Stated task: Rename "FancyBboxPatch shape" to "Rounded box" everywhere in the material below, and reproduce the lines otherwise unchanged.

::: Exercise materials

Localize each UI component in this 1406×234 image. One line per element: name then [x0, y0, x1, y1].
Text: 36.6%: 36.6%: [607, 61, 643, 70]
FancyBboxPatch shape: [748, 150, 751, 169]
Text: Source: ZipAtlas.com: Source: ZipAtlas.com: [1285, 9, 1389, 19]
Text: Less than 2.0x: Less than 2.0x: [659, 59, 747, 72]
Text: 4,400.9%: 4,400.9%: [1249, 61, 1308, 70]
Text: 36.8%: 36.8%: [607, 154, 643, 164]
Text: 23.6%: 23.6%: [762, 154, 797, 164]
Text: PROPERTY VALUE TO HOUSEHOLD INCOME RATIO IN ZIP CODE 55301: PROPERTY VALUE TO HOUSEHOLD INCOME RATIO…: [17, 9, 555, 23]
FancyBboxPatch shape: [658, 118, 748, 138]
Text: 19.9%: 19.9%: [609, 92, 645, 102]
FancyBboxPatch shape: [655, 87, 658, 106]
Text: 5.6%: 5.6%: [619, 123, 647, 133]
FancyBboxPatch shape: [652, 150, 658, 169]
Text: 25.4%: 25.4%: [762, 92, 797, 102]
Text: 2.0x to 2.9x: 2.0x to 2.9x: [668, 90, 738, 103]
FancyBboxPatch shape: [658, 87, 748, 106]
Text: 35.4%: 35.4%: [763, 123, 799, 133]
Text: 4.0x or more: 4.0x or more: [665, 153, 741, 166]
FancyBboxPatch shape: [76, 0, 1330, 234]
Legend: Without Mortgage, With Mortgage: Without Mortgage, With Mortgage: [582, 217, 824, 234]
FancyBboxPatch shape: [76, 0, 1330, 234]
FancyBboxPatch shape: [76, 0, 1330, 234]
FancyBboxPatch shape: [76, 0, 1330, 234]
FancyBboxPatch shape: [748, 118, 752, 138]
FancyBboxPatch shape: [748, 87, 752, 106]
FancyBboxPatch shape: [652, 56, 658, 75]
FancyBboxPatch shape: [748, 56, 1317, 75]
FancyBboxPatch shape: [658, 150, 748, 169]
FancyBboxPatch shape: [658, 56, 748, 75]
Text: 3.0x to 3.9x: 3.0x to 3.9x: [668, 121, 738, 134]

::::::

Reply:
Localize each UI component in this 1406×234 image. One line per element: name then [x0, y0, x1, y1].
Text: 36.6%: 36.6%: [607, 61, 643, 70]
Rounded box: [748, 150, 751, 169]
Text: Source: ZipAtlas.com: Source: ZipAtlas.com: [1285, 9, 1389, 19]
Text: Less than 2.0x: Less than 2.0x: [659, 59, 747, 72]
Text: 4,400.9%: 4,400.9%: [1249, 61, 1308, 70]
Text: 36.8%: 36.8%: [607, 154, 643, 164]
Text: 23.6%: 23.6%: [762, 154, 797, 164]
Text: PROPERTY VALUE TO HOUSEHOLD INCOME RATIO IN ZIP CODE 55301: PROPERTY VALUE TO HOUSEHOLD INCOME RATIO…: [17, 9, 555, 23]
Rounded box: [658, 118, 748, 138]
Text: 19.9%: 19.9%: [609, 92, 645, 102]
Rounded box: [655, 87, 658, 106]
Text: 5.6%: 5.6%: [619, 123, 647, 133]
Rounded box: [652, 150, 658, 169]
Text: 25.4%: 25.4%: [762, 92, 797, 102]
Text: 2.0x to 2.9x: 2.0x to 2.9x: [668, 90, 738, 103]
Rounded box: [658, 87, 748, 106]
Text: 35.4%: 35.4%: [763, 123, 799, 133]
Text: 4.0x or more: 4.0x or more: [665, 153, 741, 166]
Rounded box: [76, 0, 1330, 234]
Legend: Without Mortgage, With Mortgage: Without Mortgage, With Mortgage: [582, 217, 824, 234]
Rounded box: [76, 0, 1330, 234]
Rounded box: [76, 0, 1330, 234]
Rounded box: [76, 0, 1330, 234]
Rounded box: [748, 118, 752, 138]
Rounded box: [748, 87, 752, 106]
Rounded box: [652, 56, 658, 75]
Rounded box: [748, 56, 1317, 75]
Rounded box: [658, 150, 748, 169]
Rounded box: [658, 56, 748, 75]
Text: 3.0x to 3.9x: 3.0x to 3.9x: [668, 121, 738, 134]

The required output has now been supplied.